**DATA IN THIS EXERCISE:**

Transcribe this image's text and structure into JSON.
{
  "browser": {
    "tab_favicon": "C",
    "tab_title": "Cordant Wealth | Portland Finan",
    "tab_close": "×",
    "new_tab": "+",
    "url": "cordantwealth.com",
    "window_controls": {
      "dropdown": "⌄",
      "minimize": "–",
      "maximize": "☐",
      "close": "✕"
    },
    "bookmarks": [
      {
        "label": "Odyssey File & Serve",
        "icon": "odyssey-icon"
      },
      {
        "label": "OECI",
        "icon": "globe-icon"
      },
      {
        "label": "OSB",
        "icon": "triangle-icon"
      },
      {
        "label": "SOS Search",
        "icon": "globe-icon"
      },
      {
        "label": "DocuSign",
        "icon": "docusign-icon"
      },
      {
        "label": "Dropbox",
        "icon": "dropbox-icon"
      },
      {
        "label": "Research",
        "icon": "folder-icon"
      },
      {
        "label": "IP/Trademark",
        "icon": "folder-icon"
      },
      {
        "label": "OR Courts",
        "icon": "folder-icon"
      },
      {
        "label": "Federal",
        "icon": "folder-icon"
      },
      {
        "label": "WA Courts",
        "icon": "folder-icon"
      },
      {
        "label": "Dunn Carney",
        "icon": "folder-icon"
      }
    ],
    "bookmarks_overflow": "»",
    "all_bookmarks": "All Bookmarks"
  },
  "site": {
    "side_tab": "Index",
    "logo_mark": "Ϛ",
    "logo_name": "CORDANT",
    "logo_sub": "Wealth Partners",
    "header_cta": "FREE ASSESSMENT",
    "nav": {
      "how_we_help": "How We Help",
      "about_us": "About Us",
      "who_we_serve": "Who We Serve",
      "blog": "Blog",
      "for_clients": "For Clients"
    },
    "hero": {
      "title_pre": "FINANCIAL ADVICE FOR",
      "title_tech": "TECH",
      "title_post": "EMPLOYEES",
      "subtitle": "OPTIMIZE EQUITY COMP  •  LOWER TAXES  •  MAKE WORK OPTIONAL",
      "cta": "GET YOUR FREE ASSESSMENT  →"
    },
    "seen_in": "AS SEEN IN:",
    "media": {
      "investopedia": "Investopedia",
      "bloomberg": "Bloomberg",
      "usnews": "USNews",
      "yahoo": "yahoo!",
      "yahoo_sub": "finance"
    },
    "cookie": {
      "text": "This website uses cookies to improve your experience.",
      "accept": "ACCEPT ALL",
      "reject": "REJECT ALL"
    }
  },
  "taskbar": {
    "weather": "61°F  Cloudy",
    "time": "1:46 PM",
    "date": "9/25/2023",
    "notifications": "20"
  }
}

**REQUIRED WORK:** Check each line of the records for "FREE" and copy the ones that contain it.

**RESPONSE:**
    "header_cta": "FREE ASSESSMENT",
      "cta": "GET YOUR FREE ASSESSMENT  →"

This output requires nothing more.